>> START Task data

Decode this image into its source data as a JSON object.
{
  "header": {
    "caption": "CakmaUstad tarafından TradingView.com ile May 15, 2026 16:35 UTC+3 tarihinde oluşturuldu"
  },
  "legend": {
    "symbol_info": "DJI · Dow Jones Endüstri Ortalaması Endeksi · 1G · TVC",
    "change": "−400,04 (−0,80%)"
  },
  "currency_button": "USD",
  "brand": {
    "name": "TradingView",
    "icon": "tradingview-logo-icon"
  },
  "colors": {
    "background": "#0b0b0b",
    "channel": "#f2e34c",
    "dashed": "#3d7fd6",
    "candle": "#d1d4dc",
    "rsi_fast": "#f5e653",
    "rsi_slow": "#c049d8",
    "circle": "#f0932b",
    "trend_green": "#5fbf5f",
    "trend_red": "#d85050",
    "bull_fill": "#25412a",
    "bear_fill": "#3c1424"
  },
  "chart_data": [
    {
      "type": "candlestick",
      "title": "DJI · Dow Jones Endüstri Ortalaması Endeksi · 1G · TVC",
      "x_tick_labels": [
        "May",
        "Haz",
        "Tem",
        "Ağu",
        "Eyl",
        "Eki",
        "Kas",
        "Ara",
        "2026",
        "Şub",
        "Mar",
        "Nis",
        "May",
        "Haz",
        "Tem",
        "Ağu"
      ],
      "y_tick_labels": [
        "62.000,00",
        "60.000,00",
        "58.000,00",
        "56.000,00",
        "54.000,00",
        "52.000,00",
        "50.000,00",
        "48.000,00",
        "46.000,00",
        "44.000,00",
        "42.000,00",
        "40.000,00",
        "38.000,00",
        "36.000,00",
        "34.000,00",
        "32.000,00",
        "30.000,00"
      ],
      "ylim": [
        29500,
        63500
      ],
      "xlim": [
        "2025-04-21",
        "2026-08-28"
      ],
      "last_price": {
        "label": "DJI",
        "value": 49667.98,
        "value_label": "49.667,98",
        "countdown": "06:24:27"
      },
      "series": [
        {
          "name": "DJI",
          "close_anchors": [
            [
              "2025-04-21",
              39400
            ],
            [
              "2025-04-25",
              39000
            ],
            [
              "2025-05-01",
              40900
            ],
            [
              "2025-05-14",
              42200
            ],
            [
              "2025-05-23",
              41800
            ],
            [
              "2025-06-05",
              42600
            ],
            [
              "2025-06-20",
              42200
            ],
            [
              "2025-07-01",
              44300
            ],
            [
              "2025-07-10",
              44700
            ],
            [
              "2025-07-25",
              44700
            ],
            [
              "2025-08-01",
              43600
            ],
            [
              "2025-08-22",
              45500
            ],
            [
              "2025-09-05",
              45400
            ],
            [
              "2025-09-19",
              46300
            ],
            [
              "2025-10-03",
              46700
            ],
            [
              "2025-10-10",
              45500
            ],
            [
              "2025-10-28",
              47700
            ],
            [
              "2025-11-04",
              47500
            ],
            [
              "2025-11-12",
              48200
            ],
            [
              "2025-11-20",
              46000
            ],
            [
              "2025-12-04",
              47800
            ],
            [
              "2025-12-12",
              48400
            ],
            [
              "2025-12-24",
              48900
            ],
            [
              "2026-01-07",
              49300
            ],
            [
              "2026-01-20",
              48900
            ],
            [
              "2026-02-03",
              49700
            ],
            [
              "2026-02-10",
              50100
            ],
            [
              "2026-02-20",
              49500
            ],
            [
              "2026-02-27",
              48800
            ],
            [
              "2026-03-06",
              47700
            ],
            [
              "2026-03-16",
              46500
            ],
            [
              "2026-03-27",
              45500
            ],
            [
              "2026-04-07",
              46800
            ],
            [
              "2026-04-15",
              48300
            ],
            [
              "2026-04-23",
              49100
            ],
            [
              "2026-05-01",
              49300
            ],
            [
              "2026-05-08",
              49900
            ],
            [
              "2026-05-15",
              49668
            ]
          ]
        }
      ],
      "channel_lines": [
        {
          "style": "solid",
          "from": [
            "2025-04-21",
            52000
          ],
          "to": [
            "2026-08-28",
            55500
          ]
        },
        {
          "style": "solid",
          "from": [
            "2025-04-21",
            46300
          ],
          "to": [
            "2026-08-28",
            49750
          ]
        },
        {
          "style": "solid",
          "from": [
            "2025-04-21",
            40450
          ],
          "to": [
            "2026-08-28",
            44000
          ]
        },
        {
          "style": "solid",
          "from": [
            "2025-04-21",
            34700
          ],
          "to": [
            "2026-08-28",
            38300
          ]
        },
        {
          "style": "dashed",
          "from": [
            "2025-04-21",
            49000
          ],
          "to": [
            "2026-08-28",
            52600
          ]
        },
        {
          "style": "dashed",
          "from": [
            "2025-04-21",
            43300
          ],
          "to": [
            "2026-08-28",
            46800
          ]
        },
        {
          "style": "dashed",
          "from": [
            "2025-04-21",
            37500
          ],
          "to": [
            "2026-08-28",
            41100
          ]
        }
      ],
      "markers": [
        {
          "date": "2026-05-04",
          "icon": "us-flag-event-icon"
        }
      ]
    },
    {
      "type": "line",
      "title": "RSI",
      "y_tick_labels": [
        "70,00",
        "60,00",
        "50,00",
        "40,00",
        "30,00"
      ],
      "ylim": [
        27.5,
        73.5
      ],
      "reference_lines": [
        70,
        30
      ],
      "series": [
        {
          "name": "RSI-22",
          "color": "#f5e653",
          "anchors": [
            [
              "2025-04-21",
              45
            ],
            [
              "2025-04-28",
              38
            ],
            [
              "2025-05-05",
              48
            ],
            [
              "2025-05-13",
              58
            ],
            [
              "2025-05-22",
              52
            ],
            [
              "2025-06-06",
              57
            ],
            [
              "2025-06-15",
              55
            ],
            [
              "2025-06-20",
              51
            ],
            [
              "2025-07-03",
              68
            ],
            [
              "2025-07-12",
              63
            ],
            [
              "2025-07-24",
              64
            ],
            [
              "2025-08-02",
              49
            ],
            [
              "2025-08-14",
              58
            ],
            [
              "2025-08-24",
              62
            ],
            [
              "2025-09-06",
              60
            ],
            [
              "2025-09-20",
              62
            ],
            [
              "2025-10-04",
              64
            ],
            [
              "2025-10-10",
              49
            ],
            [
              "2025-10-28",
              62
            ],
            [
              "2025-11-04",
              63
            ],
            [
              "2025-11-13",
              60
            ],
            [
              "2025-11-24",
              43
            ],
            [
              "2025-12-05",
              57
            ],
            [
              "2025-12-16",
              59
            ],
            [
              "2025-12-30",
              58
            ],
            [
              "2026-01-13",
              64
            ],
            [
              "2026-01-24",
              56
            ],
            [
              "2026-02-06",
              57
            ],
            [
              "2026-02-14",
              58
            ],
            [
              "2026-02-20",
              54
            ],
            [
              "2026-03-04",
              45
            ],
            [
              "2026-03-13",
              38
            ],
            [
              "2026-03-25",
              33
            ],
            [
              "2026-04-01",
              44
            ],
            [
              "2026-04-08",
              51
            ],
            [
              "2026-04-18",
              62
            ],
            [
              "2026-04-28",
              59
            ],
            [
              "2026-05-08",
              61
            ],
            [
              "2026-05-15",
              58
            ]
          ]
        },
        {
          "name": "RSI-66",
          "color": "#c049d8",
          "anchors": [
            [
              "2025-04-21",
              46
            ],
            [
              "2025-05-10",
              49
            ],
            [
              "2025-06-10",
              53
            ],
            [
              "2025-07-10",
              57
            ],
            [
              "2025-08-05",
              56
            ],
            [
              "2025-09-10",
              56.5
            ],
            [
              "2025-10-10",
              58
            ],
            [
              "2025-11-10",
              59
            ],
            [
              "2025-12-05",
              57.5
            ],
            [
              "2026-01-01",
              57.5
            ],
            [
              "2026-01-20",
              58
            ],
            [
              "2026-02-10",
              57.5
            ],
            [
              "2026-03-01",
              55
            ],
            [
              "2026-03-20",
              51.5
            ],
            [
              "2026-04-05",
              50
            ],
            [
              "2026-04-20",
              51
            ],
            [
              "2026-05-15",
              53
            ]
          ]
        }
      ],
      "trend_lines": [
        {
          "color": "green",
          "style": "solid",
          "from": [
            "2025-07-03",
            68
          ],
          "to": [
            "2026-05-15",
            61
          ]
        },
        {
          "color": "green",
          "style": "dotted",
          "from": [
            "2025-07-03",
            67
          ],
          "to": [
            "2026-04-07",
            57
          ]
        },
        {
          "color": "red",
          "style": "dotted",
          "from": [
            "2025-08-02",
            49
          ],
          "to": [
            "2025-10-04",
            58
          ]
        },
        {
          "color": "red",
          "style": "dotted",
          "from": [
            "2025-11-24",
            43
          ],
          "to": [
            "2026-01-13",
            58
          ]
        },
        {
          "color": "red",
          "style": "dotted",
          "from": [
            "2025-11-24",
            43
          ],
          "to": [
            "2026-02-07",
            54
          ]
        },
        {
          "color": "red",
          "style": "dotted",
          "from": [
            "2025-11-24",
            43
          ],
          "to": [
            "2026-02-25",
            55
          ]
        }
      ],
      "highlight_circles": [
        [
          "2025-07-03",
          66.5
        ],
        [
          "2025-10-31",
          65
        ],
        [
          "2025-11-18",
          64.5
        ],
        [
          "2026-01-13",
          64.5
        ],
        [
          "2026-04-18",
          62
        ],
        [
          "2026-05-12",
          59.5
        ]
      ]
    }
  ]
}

>> END Task data

> Work instructions
Extract every line containing the string "name" from the data above.

> Completed task
    "name": "TradingView",
          "name": "DJI",
          "name": "RSI-22",
          "name": "RSI-66",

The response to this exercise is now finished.